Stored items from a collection
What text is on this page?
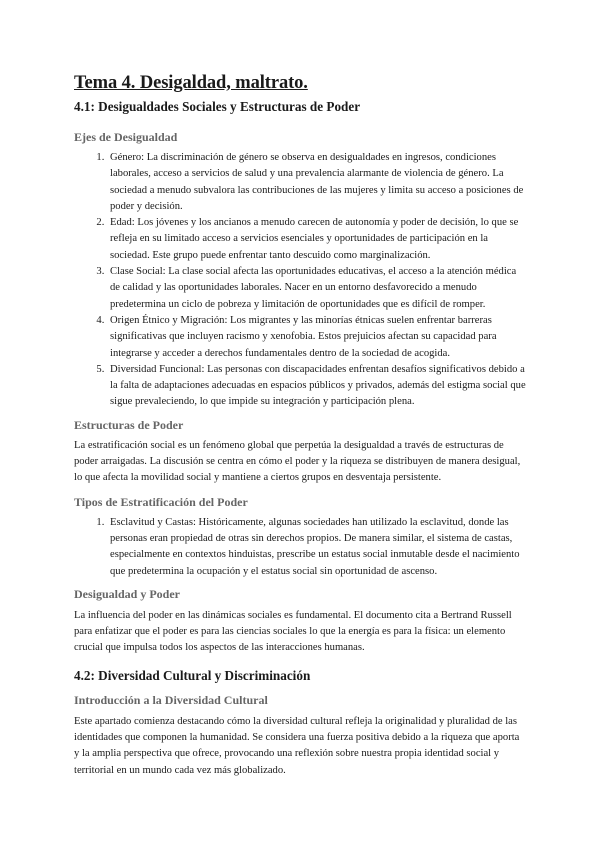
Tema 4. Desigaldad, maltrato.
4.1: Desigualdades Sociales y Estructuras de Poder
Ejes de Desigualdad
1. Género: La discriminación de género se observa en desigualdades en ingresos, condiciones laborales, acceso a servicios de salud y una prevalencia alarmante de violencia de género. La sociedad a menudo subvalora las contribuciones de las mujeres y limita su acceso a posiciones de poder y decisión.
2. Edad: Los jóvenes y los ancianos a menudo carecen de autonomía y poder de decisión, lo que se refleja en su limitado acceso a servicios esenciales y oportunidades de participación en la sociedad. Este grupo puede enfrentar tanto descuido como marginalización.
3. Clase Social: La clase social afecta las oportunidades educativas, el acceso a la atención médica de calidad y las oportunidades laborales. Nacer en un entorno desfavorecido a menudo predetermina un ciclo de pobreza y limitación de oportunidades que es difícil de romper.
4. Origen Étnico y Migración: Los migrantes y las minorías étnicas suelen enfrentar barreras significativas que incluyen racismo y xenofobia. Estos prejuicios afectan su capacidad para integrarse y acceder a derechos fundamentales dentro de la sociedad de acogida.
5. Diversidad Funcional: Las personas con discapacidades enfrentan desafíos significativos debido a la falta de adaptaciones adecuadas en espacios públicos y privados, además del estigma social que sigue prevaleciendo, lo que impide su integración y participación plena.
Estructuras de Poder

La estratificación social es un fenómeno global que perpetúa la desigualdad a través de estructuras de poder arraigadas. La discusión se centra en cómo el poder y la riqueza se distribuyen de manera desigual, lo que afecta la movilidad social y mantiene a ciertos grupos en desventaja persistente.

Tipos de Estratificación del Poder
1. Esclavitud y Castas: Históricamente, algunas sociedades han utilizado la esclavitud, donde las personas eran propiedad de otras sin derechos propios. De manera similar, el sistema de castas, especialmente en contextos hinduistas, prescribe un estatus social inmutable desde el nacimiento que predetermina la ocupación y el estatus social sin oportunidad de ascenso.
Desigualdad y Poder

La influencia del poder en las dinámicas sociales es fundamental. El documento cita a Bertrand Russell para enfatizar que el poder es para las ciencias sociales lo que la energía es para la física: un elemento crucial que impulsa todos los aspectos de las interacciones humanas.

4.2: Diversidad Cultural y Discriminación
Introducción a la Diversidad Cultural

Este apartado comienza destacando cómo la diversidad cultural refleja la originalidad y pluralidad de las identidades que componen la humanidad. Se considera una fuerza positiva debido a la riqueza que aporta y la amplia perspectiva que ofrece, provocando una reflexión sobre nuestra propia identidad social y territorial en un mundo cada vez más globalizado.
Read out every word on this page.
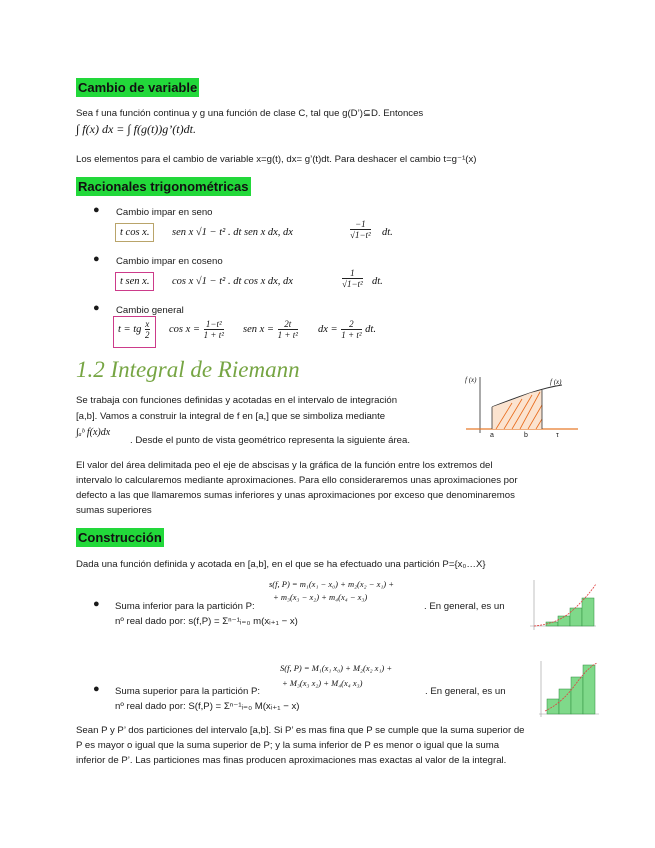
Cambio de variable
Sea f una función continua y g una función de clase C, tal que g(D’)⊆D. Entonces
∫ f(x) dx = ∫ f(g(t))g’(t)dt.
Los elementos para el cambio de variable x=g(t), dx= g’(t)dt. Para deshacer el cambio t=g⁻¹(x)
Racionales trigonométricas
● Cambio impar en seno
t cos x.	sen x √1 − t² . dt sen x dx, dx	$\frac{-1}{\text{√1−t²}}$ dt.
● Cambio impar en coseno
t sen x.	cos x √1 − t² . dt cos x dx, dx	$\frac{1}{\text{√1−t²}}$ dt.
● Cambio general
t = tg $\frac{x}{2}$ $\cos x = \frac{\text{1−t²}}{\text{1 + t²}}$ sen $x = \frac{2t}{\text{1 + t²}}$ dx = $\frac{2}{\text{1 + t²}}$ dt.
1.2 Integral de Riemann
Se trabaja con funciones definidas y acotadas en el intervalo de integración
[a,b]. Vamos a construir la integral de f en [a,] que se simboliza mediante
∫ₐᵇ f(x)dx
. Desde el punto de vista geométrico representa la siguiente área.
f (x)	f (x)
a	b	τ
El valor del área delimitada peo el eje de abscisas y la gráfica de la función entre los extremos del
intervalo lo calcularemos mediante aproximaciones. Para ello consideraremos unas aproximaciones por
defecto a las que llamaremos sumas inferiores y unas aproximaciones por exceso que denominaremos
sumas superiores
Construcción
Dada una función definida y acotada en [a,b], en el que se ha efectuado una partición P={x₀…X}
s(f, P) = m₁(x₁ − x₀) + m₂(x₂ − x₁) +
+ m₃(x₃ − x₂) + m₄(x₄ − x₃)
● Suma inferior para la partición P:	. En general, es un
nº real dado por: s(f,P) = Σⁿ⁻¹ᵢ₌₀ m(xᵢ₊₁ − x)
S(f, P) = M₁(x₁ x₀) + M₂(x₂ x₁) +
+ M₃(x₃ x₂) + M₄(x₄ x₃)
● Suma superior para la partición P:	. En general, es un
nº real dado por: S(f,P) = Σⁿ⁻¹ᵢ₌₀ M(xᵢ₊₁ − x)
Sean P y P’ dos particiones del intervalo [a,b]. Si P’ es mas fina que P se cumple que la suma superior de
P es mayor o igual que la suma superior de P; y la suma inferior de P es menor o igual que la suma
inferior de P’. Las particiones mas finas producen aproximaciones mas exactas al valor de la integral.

...

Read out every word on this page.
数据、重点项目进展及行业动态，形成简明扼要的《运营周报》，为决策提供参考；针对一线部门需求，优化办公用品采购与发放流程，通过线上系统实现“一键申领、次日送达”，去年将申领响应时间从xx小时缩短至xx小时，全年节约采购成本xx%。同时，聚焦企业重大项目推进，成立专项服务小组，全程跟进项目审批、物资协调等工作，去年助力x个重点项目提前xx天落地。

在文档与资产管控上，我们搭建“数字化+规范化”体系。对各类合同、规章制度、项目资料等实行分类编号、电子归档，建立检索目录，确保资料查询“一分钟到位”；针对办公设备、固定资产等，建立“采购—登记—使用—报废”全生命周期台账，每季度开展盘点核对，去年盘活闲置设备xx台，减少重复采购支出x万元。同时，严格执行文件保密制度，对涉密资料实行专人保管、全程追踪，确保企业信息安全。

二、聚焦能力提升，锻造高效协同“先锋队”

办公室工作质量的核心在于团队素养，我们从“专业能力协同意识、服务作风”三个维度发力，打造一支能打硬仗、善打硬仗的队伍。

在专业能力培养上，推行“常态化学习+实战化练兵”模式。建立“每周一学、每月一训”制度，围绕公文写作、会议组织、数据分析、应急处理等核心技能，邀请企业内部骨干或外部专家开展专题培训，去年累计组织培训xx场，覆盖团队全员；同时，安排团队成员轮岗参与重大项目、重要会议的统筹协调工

---

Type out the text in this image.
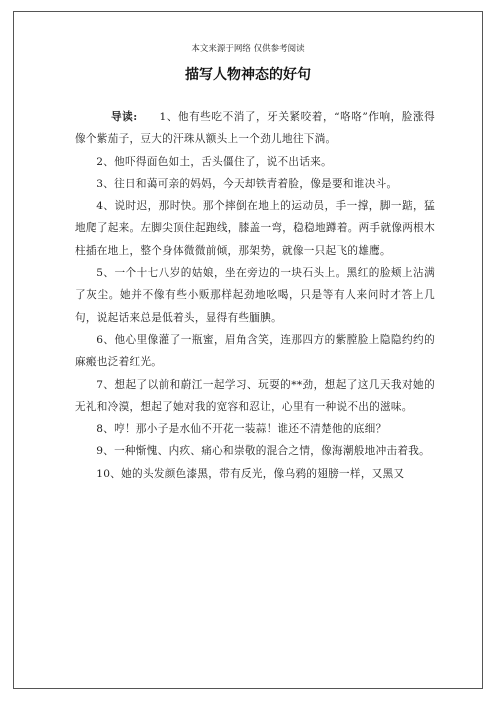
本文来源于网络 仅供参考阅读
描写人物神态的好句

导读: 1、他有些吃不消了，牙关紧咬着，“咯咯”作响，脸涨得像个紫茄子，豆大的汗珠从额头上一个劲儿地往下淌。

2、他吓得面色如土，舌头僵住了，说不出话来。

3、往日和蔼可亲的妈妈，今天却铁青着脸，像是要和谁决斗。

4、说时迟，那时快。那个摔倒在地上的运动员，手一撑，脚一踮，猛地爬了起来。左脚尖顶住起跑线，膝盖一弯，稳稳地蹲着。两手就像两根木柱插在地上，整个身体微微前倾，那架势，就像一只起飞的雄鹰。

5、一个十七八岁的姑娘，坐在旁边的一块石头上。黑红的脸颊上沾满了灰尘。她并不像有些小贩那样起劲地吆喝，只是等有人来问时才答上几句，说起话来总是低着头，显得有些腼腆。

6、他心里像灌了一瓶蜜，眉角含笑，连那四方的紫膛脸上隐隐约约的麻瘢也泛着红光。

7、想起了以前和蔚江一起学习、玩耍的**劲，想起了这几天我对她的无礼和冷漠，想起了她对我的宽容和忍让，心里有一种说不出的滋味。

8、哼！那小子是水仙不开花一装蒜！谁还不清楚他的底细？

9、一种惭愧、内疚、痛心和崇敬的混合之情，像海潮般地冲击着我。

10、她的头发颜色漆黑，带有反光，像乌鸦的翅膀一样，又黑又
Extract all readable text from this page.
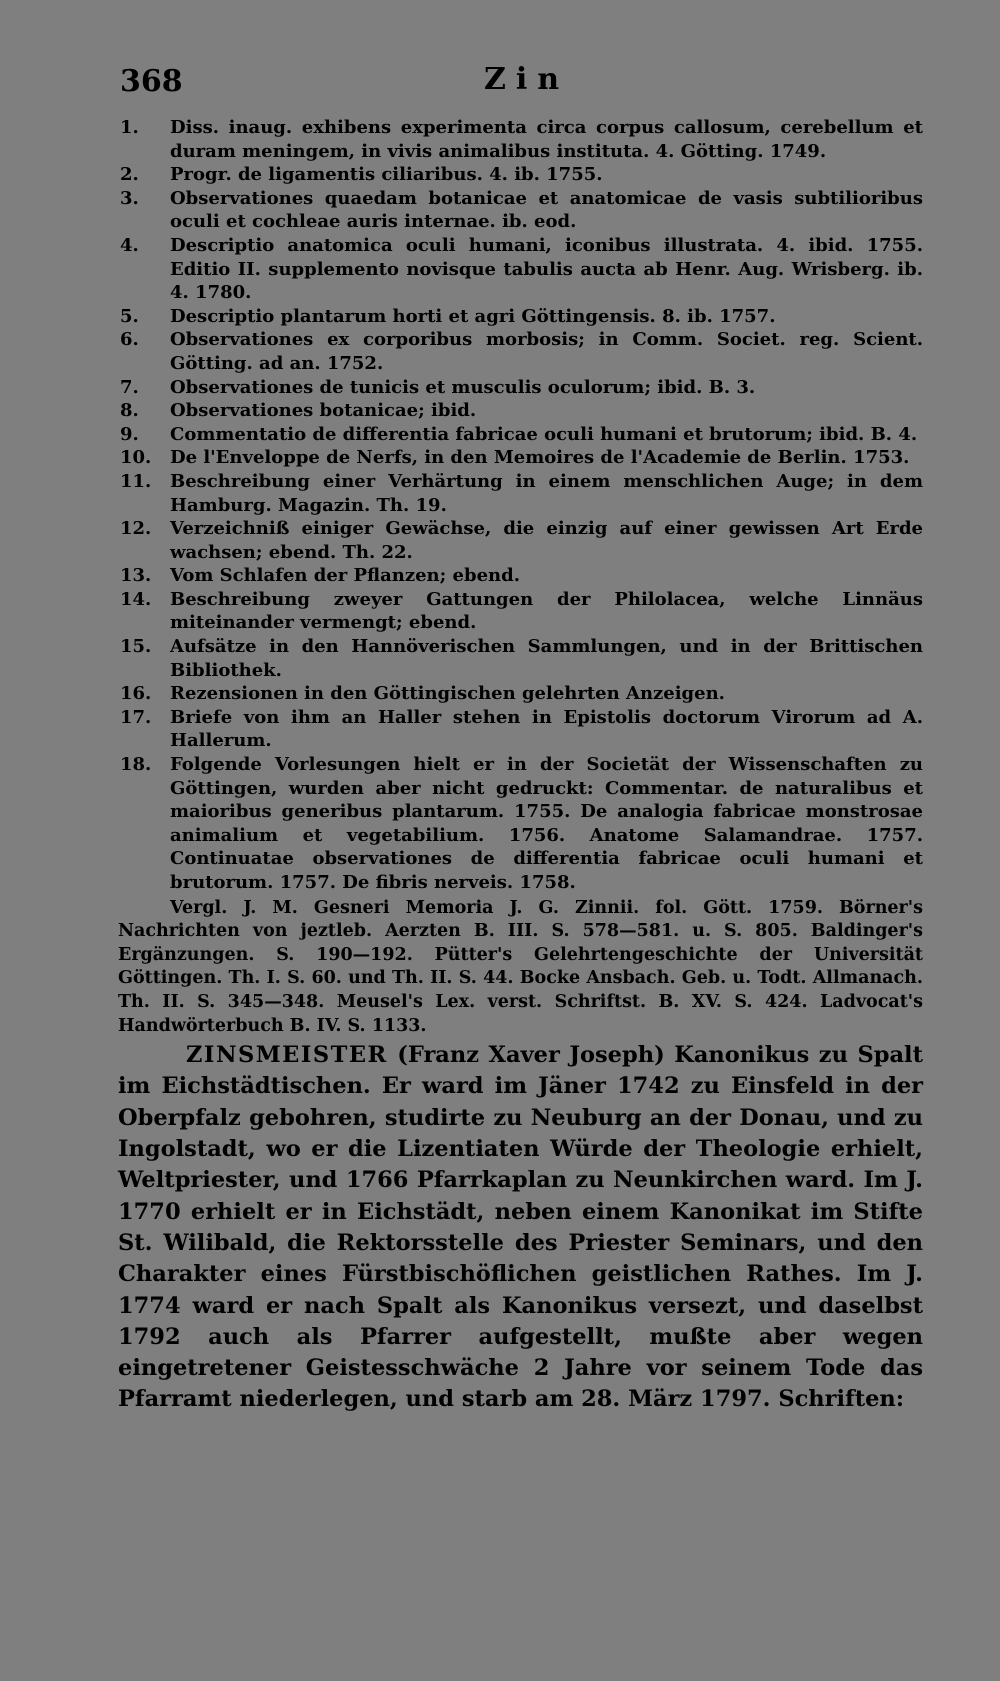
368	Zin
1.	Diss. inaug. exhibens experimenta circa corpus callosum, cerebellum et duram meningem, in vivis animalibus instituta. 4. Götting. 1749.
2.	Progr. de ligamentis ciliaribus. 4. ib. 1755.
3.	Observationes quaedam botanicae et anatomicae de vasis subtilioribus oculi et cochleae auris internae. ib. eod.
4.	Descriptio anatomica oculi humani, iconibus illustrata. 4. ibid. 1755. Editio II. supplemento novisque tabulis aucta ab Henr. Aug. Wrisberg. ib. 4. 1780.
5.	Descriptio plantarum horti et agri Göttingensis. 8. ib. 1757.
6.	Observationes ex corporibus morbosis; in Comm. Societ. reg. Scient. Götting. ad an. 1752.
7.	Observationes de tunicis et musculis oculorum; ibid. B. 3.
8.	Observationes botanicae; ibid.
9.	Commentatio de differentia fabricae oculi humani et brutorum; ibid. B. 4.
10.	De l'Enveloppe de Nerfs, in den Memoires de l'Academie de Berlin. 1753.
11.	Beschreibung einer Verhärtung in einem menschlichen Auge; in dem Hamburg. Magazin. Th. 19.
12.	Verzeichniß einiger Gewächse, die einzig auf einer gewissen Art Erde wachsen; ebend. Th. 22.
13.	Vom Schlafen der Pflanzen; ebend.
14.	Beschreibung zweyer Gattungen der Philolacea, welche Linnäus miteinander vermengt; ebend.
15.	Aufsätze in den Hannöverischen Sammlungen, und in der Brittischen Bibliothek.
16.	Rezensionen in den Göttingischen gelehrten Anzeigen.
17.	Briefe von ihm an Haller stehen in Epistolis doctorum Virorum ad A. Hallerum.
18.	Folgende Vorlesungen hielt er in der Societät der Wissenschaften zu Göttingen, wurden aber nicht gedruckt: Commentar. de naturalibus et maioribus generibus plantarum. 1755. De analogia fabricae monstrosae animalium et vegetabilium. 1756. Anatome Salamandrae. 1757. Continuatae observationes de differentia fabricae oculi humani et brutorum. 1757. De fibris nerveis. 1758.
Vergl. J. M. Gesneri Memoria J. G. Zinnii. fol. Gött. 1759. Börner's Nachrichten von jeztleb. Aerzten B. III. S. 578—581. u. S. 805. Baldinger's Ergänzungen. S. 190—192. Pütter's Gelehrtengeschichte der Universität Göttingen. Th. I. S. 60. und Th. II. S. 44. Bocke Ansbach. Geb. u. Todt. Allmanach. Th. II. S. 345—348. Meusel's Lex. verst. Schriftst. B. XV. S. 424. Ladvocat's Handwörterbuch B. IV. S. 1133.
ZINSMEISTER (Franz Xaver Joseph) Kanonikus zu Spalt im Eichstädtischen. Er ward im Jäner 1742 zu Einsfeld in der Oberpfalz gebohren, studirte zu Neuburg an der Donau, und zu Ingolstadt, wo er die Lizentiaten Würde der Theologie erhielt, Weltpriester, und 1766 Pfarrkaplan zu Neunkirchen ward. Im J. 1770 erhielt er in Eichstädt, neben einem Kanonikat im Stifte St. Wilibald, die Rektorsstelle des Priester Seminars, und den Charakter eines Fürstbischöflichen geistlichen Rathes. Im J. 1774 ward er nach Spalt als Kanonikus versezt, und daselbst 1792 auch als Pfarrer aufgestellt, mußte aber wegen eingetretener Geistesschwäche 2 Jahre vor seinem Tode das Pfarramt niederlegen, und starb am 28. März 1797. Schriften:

> **Exercise directions**: Report all lines of the material that contain the word "ebend".

> **Full answer**:
12.	Verzeichniß einiger Gewächse, die einzig auf einer gewissen Art Erde wachsen; ebend. Th. 22.
13.	Vom Schlafen der Pflanzen; ebend.
14.	Beschreibung zweyer Gattungen der Philolacea, welche Linnäus miteinander vermengt; ebend.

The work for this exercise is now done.